● **Work to do**: Copy the records from the first line through the line containing "job-bullet: Was in charge of keeping", swapping "Alabama" for "Georgia" and leaving all else as it is.

● **Materials provided**:
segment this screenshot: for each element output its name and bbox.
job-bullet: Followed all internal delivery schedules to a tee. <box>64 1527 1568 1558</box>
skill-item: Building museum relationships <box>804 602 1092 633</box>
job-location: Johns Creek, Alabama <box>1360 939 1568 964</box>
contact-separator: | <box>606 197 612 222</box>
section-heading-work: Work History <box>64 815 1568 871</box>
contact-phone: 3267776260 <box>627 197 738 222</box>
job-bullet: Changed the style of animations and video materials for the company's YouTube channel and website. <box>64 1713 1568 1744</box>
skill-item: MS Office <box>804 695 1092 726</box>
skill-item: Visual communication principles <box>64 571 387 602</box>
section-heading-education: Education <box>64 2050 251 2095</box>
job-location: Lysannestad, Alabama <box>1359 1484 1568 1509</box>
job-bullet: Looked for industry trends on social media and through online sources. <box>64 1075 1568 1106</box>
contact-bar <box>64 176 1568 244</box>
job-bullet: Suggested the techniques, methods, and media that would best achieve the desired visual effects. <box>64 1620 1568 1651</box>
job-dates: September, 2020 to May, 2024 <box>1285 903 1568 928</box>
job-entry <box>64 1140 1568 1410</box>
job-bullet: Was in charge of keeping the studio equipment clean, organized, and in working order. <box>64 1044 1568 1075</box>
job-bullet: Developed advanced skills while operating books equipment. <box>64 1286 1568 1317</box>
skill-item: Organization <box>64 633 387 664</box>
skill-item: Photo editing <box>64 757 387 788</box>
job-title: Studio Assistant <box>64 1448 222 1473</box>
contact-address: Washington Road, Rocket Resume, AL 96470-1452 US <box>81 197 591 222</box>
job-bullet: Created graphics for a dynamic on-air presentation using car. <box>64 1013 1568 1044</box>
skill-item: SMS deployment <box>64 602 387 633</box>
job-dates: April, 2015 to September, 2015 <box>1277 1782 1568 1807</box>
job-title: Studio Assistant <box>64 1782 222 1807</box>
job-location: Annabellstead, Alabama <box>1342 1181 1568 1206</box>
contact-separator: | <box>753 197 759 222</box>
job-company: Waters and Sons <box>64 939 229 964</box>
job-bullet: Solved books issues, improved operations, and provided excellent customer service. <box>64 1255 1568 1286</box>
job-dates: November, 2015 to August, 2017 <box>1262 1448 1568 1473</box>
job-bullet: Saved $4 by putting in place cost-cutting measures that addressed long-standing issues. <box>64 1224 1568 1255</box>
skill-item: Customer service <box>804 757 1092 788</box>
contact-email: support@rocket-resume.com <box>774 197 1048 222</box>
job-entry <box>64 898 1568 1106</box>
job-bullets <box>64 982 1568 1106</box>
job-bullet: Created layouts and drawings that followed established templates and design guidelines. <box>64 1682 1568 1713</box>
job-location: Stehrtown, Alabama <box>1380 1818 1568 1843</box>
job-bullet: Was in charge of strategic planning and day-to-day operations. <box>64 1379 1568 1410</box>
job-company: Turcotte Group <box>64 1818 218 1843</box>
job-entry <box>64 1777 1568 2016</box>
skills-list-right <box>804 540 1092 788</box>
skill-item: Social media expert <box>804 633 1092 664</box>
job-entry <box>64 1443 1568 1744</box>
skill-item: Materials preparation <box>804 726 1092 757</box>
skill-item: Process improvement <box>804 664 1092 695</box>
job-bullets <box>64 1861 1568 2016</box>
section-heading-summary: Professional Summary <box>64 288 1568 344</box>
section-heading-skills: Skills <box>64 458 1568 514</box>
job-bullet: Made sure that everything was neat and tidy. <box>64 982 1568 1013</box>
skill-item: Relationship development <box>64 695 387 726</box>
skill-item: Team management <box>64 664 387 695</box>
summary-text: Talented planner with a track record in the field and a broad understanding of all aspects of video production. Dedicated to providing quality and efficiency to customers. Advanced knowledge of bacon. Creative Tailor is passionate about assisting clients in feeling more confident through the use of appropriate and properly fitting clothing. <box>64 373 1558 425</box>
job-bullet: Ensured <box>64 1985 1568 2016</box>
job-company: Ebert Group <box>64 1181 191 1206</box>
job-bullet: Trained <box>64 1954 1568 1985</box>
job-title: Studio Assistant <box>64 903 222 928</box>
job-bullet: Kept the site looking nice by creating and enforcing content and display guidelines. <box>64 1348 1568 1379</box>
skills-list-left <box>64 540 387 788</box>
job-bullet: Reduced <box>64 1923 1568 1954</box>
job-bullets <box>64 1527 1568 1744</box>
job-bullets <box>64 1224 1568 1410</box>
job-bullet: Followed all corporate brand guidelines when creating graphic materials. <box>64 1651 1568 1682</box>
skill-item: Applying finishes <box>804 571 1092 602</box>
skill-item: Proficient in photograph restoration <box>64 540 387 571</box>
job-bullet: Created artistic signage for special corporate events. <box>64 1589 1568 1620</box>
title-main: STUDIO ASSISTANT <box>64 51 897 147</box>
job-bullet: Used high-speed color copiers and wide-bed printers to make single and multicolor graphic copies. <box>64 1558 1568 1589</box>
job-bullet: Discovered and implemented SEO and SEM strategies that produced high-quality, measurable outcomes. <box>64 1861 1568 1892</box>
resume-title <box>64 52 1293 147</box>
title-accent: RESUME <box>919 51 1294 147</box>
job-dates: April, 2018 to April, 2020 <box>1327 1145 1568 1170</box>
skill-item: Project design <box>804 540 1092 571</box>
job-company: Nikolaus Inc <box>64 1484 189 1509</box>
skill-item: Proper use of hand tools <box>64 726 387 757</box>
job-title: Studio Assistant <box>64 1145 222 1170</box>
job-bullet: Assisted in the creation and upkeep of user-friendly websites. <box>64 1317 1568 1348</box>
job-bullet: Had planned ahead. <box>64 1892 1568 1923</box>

● **Output of the task**:
segment this screenshot: for each element output its name and bbox.
job-bullet: Followed all internal delivery schedules to a tee. <box>64 1527 1568 1558</box>
skill-item: Building museum relationships <box>804 602 1092 633</box>
job-location: Johns Creek, Georgia <box>1360 939 1568 964</box>
contact-separator: | <box>606 197 612 222</box>
section-heading-work: Work History <box>64 815 1568 871</box>
contact-phone: 3267776260 <box>627 197 738 222</box>
job-bullet: Changed the style of animations and video materials for the company's YouTube channel and website. <box>64 1713 1568 1744</box>
skill-item: MS Office <box>804 695 1092 726</box>
skill-item: Visual communication principles <box>64 571 387 602</box>
section-heading-education: Education <box>64 2050 251 2095</box>
job-location: Lysannestad, Georgia <box>1359 1484 1568 1509</box>
job-bullet: Looked for industry trends on social media and through online sources. <box>64 1075 1568 1106</box>
contact-bar <box>64 176 1568 244</box>
job-bullet: Suggested the techniques, methods, and media that would best achieve the desired visual effects. <box>64 1620 1568 1651</box>
job-dates: September, 2020 to May, 2024 <box>1285 903 1568 928</box>
job-entry <box>64 1140 1568 1410</box>
job-bullet: Was in charge of keeping the studio equipment clean, organized, and in working order. <box>64 1044 1568 1075</box>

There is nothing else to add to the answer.